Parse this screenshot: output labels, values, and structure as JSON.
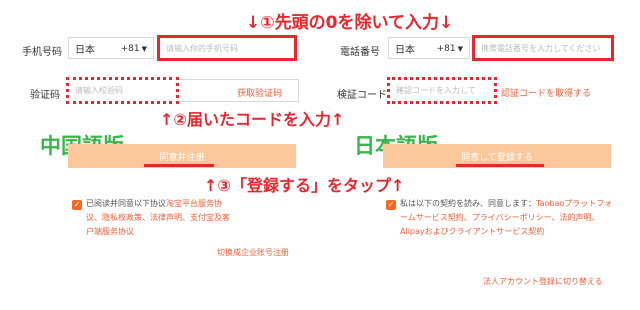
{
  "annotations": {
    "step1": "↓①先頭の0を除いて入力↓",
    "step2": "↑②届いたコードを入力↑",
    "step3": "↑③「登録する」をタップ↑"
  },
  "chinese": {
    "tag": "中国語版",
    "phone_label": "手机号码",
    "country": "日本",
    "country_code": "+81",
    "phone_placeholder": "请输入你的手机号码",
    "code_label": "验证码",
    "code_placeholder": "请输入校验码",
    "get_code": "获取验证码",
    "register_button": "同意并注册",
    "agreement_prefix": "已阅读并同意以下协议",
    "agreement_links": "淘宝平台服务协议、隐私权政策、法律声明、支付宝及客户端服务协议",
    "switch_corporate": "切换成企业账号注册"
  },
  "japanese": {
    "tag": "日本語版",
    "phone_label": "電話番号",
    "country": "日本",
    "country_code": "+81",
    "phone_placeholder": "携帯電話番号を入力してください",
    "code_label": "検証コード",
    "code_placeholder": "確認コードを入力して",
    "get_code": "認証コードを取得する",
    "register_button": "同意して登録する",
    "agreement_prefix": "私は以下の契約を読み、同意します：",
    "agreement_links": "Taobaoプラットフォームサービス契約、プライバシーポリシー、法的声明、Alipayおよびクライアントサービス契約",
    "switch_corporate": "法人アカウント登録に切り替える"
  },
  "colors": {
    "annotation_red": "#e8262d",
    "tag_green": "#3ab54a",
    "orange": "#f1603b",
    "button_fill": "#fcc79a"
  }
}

··········

# [THE REQUEST]
Quote the records above in full, dropping each picture.

# [COMPLETED TASK]
Parse this screenshot: output labels, values, and structure as JSON.
{
  "annotations": {
    "step1": "↓①先頭の0を除いて入力↓",
    "step2": "↑②届いたコードを入力↑",
    "step3": "↑③「登録する」をタップ↑"
  },
  "chinese": {
    "tag": "中国語版",
    "phone_label": "手机号码",
    "country": "日本",
    "country_code": "+81",
    "phone_placeholder": "请输入你的手机号码",
    "code_label": "验证码",
    "code_placeholder": "请输入校验码",
    "get_code": "获取验证码",
    "register_button": "同意并注册",
    "agreement_prefix": "已阅读并同意以下协议",
    "agreement_links": "淘宝平台服务协议、隐私权政策、法律声明、支付宝及客户端服务协议",
    "switch_corporate": "切换成企业账号注册"
  },
  "japanese": {
    "tag": "日本語版",
    "phone_label": "電話番号",
    "country": "日本",
    "country_code": "+81",
    "phone_placeholder": "携帯電話番号を入力してください",
    "code_label": "検証コード",
    "code_placeholder": "確認コードを入力して",
    "get_code": "認証コードを取得する",
    "register_button": "同意して登録する",
    "agreement_prefix": "私は以下の契約を読み、同意します：",
    "agreement_links": "Taobaoプラットフォームサービス契約、プライバシーポリシー、法的声明、Alipayおよびクライアントサービス契約",
    "switch_corporate": "法人アカウント登録に切り替える"
  },
  "colors": {
    "annotation_red": "#e8262d",
    "tag_green": "#3ab54a",
    "orange": "#f1603b",
    "button_fill": "#fcc79a"
  }
}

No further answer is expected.